**Task statement**: Search the data for the word "werden" and copy every line where it occurs.

**Record extracts**:
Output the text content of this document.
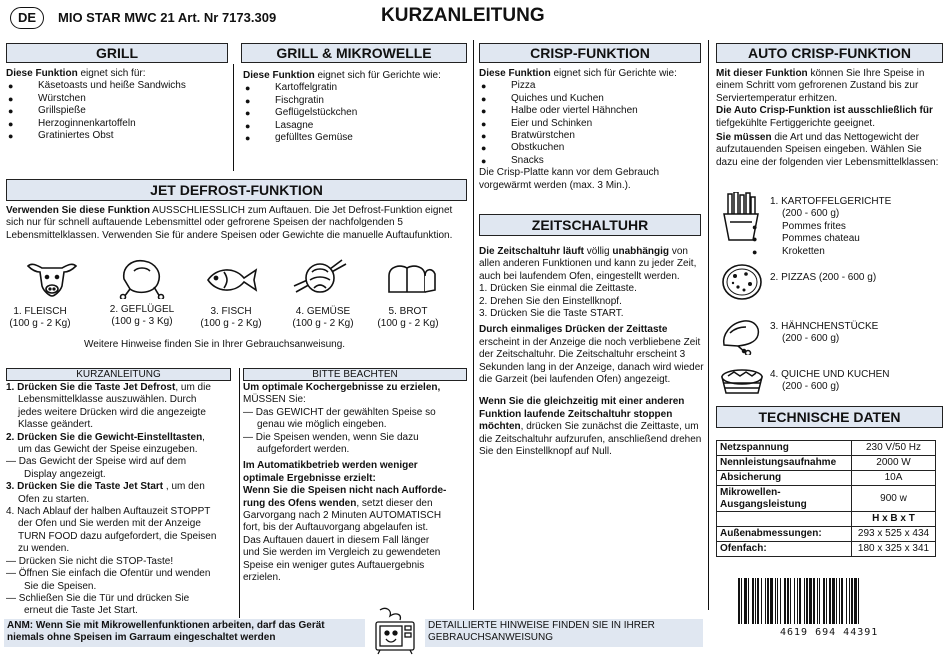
DE	MIO STAR MWC 21 Art. Nr 7173.309	KURZANLEITUNG
GRILL
Diese Funktion eignet sich für:
● Käsetoasts und heiße Sandwichs
● Würstchen
● Grillspieße
● Herzoginnenkartoffeln
● Gratiniertes Obst
GRILL & MIKROWELLE
Diese Funktion eignet sich für Gerichte wie:
● Kartoffelgratin
● Fischgratin
● Geflügelstückchen
● Lasagne
● gefülltes Gemüse
CRISP-FUNKTION
Diese Funktion eignet sich für Gerichte wie:
● Pizza
● Quiches und Kuchen
● Halbe oder viertel Hähnchen
● Eier und Schinken
● Bratwürstchen
● Obstkuchen
● Snacks
Die Crisp-Platte kann vor dem Gebrauch vorgewärmt werden (max. 3 Min.).
AUTO CRISP-FUNKTION
Mit dieser Funktion können Sie Ihre Speise in einem Schritt vom gefrorenen Zustand bis zur Serviertemperatur erhitzen.
Die Auto Crisp-Funktion ist ausschließlich für tiefgekühlte Fertiggerichte geeignet.
Sie müssen die Art und das Nettogewicht der aufzutauenden Speisen eingeben. Wählen Sie dazu eine der folgenden vier Lebensmittelklassen:
1. KARTOFFELGERICHTE
(200 - 600 g)
● Pommes frites
● Pommes chateau
● Kroketten
2. PIZZAS (200 - 600 g)
3. HÄHNCHENSTÜCKE
(200 - 600 g)
4. QUICHE UND KUCHEN
(200 - 600 g)
TECHNISCHE DATEN
Netzspannung	230 V/50 Hz
Nennleistungsaufnahme	2000 W
Absicherung	10A
Mikrowellen-
Ausgangsleistung	900 w
	H x B x T
Außenabmessungen:	293 x 525 x 434
Ofenfach:	180 x 325 x 341
4619 694 44391
JET DEFROST-FUNKTION
Verwenden Sie diese Funktion AUSSCHLIESSLICH zum Auftauen. Die Jet Defrost-Funktion eignet sich nur für schnell auftauende Lebensmittel oder gefrorene Speisen der nachfolgenden 5 Lebensmittelklassen. Verwenden Sie für andere Speisen oder Gewichte die manuelle Auftaufunktion.
1. FLEISCH
(100 g - 2 Kg)
2. GEFLÜGEL
(100 g - 3 Kg)
3. FISCH
(100 g - 2 Kg)
4. GEMÜSE
(100 g - 2 Kg)
5. BROT
(100 g - 2 Kg)
Weitere Hinweise finden Sie in Ihrer Gebrauchsanweisung.
KURZANLEITUNG
1. Drücken Sie die Taste Jet Defrost, um die
Lebensmittelklasse auszuwählen. Durch
jedes weitere Drücken wird die angezeigte
Klasse geändert.
2. Drücken Sie die Gewicht-Einstelltasten,
um das Gewicht der Speise einzugeben.
— Das Gewicht der Speise wird auf dem
Display angezeigt.
3. Drücken Sie die Taste Jet Start , um den
Ofen zu starten.
4. Nach Ablauf der halben Auftauzeit STOPPT
der Ofen und Sie werden mit der Anzeige
TURN FOOD dazu aufgefordert, die Speisen
zu wenden.
— Drücken Sie nicht die STOP-Taste!
— Öffnen Sie einfach die Ofentür und wenden
Sie die Speisen.
— Schließen Sie die Tür und drücken Sie
erneut die Taste Jet Start.
BITTE BEACHTEN
Um optimale Kochergebnisse zu erzielen,
MÜSSEN Sie:
— Das GEWICHT der gewählten Speise so
genau wie möglich eingeben.
— Die Speisen wenden, wenn Sie dazu
aufgefordert werden.
Im Automatikbetrieb werden weniger
optimale Ergebnisse erzielt:
Wenn Sie die Speisen nicht nach Auffordе-
rung des Ofens wenden, setzt dieser den
Garvorgang nach 2 Minuten AUTOMATISCH
fort, bis der Auftauvorgang abgelaufen ist.
Das Auftauen dauert in diesem Fall länger
und Sie werden im Vergleich zu gewendeten
Speise ein weniger gutes Auftauergebnis
erzielen.
ZEITSCHALTUHR
Die Zeitschaltuhr läuft völlig unabhängig von allen anderen Funktionen und kann zu jeder Zeit, auch bei laufendem Ofen, eingestellt werden.
1. Drücken Sie einmal die Zeittaste.
2. Drehen Sie den Einstellknopf.
3. Drücken Sie die Taste START.
Durch einmaliges Drücken der Zeittaste erscheint in der Anzeige die noch verbliebene Zeit der Zeitschaltuhr. Die Zeitschaltuhr erscheint 3 Sekunden lang in der Anzeige, danach wird wieder die Garzeit (bei laufenden Ofen) angezeigt.
Wenn Sie die gleichzeitig mit einer anderen Funktion laufende Zeitschaltuhr stoppen möchten, drücken Sie zunächst die Zeittaste, um die Zeitschaltuhr aufzurufen, anschließend drehen Sie den Einstellknopf auf Null.
ANM: Wenn Sie mit Mikrowellenfunktionen arbeiten, darf das Gerät niemals ohne Speisen im Garraum eingeschaltet werden
DETAILLIERTE HINWEISE FINDEN SIE IN IHRER GEBRAUCHSANWEISUNG
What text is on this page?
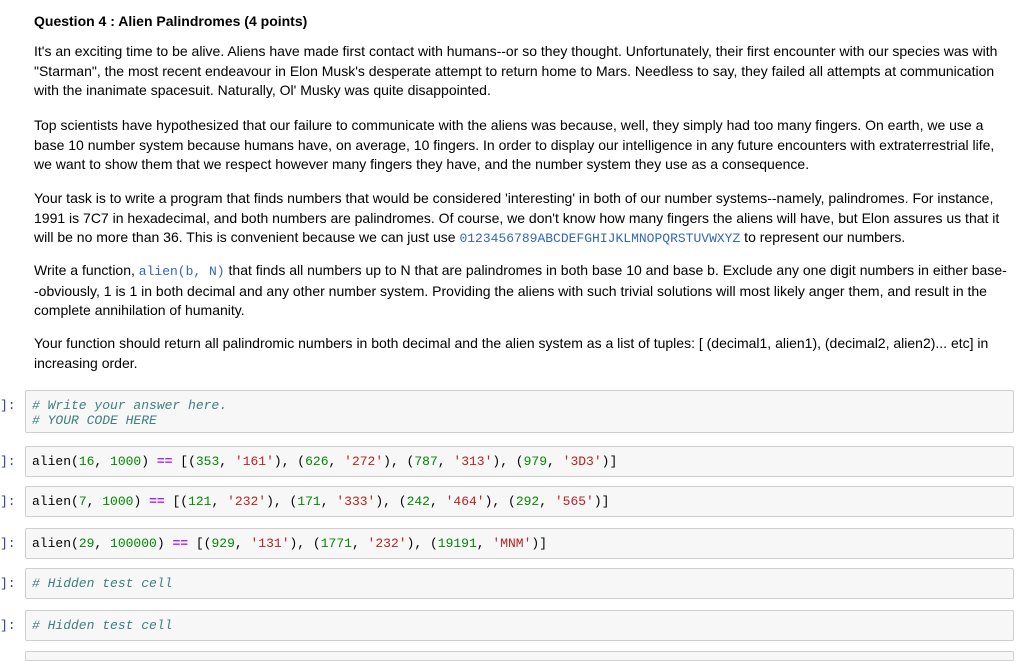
Question 4 : Alien Palindromes (4 points)
It's an exciting time to be alive. Aliens have made first contact with humans--or so they thought. Unfortunately, their first encounter with our species was with "Starman", the most recent endeavour in Elon Musk's desperate attempt to return home to Mars. Needless to say, they failed all attempts at communication with the inanimate spacesuit. Naturally, Ol' Musky was quite disappointed.
Top scientists have hypothesized that our failure to communicate with the aliens was because, well, they simply had too many fingers. On earth, we use a base 10 number system because humans have, on average, 10 fingers. In order to display our intelligence in any future encounters with extraterrestrial life, we want to show them that we respect however many fingers they have, and the number system they use as a consequence.
Your task is to write a program that finds numbers that would be considered 'interesting' in both of our number systems--namely, palindromes. For instance, 1991 is 7C7 in hexadecimal, and both numbers are palindromes. Of course, we don't know how many fingers the aliens will have, but Elon assures us that it will be no more than 36. This is convenient because we can just use 0123456789ABCDEFGHIJKLMNOPQRSTUVWXYZ to represent our numbers.
Write a function, alien(b, N) that finds all numbers up to N that are palindromes in both base 10 and base b. Exclude any one digit numbers in either base--obviously, 1 is 1 in both decimal and any other number system. Providing the aliens with such trivial solutions will most likely anger them, and result in the complete annihilation of humanity.
Your function should return all palindromic numbers in both decimal and the alien system as a list of tuples: [ (decimal1, alien1), (decimal2, alien2)... etc] in increasing order.
]:	# Write your answer here.
# YOUR CODE HERE
]:	alien(16, 1000) == [(353, '161'), (626, '272'), (787, '313'), (979, '3D3')]
]:	alien(7, 1000) == [(121, '232'), (171, '333'), (242, '464'), (292, '565')]
]:	alien(29, 100000) == [(929, '131'), (1771, '232'), (19191, 'MNM')]
]:	# Hidden test cell
]:	# Hidden test cell
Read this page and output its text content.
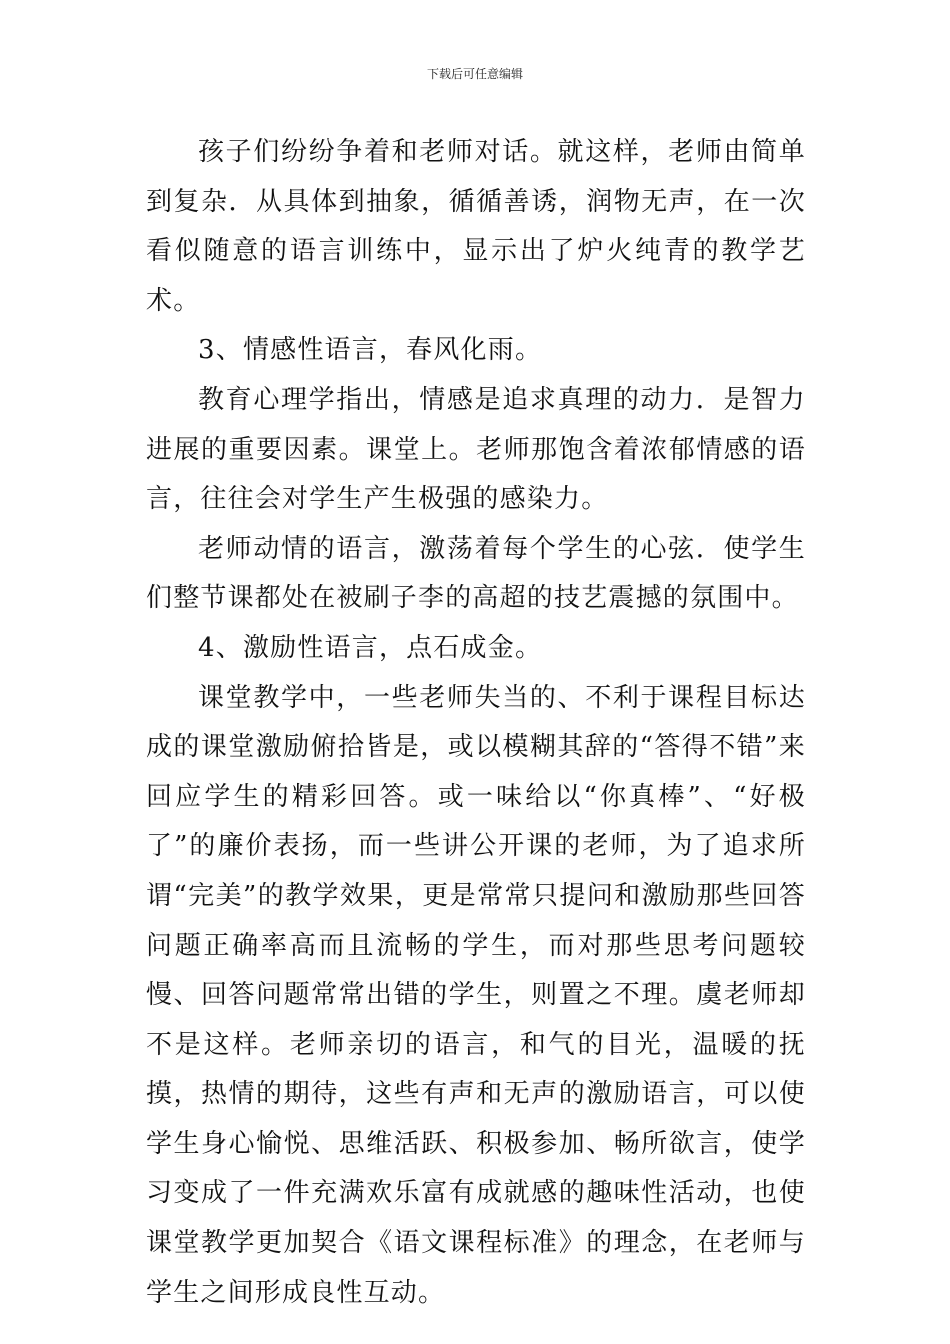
下载后可任意编辑

孩子们纷纷争着和老师对话。就这样，老师由简单到复杂．从具体到抽象，循循善诱，润物无声，在一次看似随意的语言训练中，显示出了炉火纯青的教学艺术。

3、情感性语言，春风化雨。

教育心理学指出，情感是追求真理的动力．是智力进展的重要因素。课堂上。老师那饱含着浓郁情感的语言，往往会对学生产生极强的感染力。

老师动情的语言，激荡着每个学生的心弦．使学生们整节课都处在被刷子李的高超的技艺震撼的氛围中。

4、激励性语言，点石成金。

课堂教学中，一些老师失当的、不利于课程目标达成的课堂激励俯拾皆是，或以模糊其辞的“答得不错”来回应学生的精彩回答。或一味给以“你真棒”、“好极了”的廉价表扬，而一些讲公开课的老师，为了追求所谓“完美”的教学效果，更是常常只提问和激励那些回答问题正确率高而且流畅的学生，而对那些思考问题较慢、回答问题常常出错的学生，则置之不理。虞老师却不是这样。老师亲切的语言，和气的目光，温暖的抚摸，热情的期待，这些有声和无声的激励语言，可以使学生身心愉悦、思维活跃、积极参加、畅所欲言，使学习变成了一件充满欢乐富有成就感的趣味性活动，也使课堂教学更加契合《语文课程标准》的理念，在老师与学生之间形成良性互动。
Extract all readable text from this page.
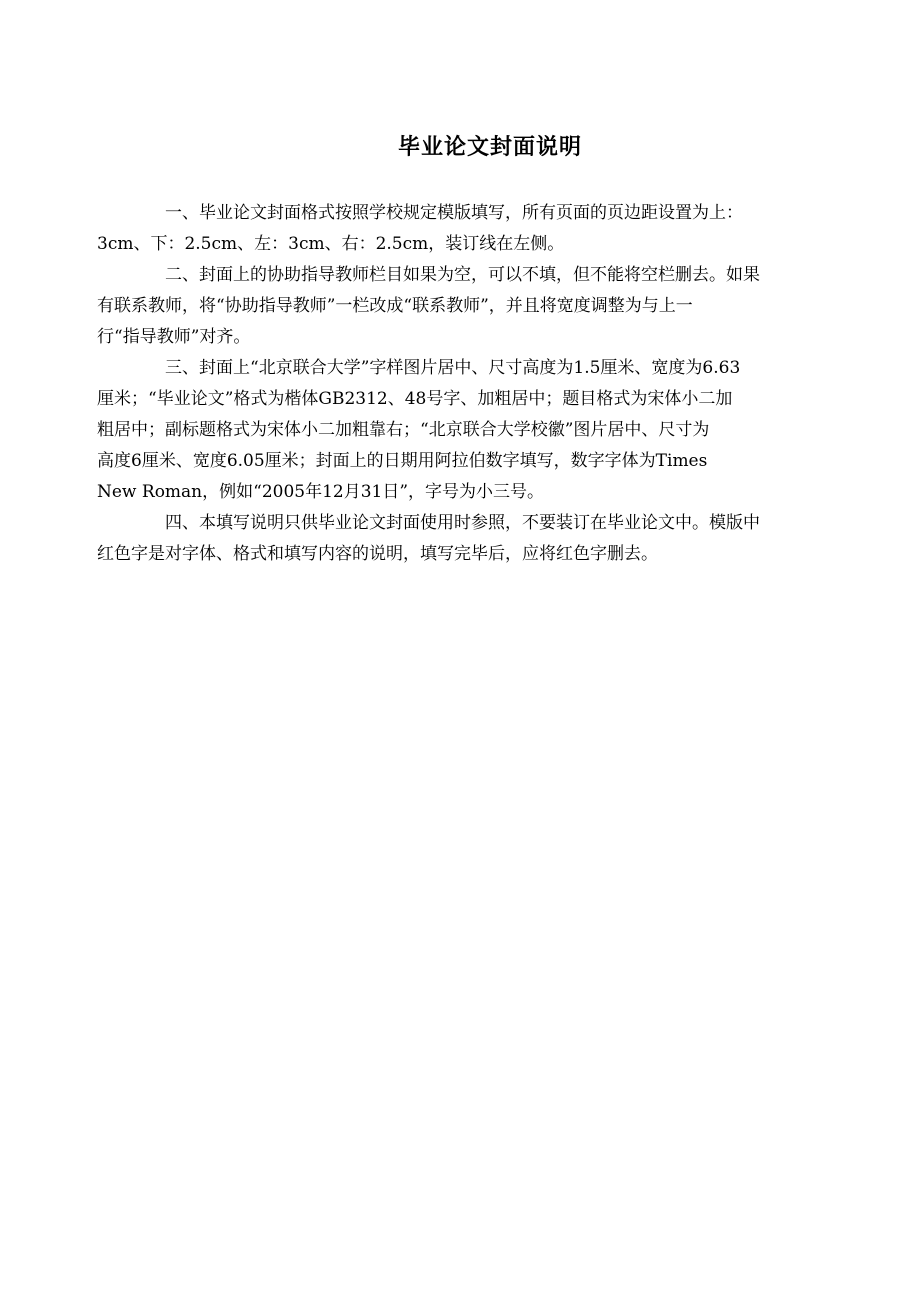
毕业论文封面说明
一、毕业论文封面格式按照学校规定模版填写，所有页面的页边距设置为上：
3cm、下：2.5cm、左：3cm、右：2.5cm，装订线在左侧。
二、封面上的协助指导教师栏目如果为空，可以不填，但不能将空栏删去。如果
有联系教师，将“协助指导教师”一栏改成“联系教师”，并且将宽度调整为与上一
行“指导教师”对齐。
三、封面上“北京联合大学”字样图片居中、尺寸高度为1.5厘米、宽度为6.63
厘米；“毕业论文”格式为楷体GB2312、48号字、加粗居中；题目格式为宋体小二加
粗居中；副标题格式为宋体小二加粗靠右；“北京联合大学校徽”图片居中、尺寸为
高度6厘米、宽度6.05厘米；封面上的日期用阿拉伯数字填写，数字字体为Times
New Roman，例如“2005年12月31日”，字号为小三号。
四、本填写说明只供毕业论文封面使用时参照，不要装订在毕业论文中。模版中
红色字是对字体、格式和填写内容的说明，填写完毕后，应将红色字删去。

**The answer**:
Die Crisp-Platte kann vor dem Gebrauch vorgewärmt werden (max. 3 Min.).
der Ofen und Sie werden mit der Anzeige
aufgefordert werden.
Im Automatikbetrieb werden weniger
und Sie werden im Vergleich zu gewendeten
Die Zeitschaltuhr läuft völlig unabhängig von allen anderen Funktionen und kann zu jeder Zeit, auch bei laufendem Ofen, eingestellt werden.
ANM: Wenn Sie mit Mikrowellenfunktionen arbeiten, darf das Gerät niemals ohne Speisen im Garraum eingeschaltet werden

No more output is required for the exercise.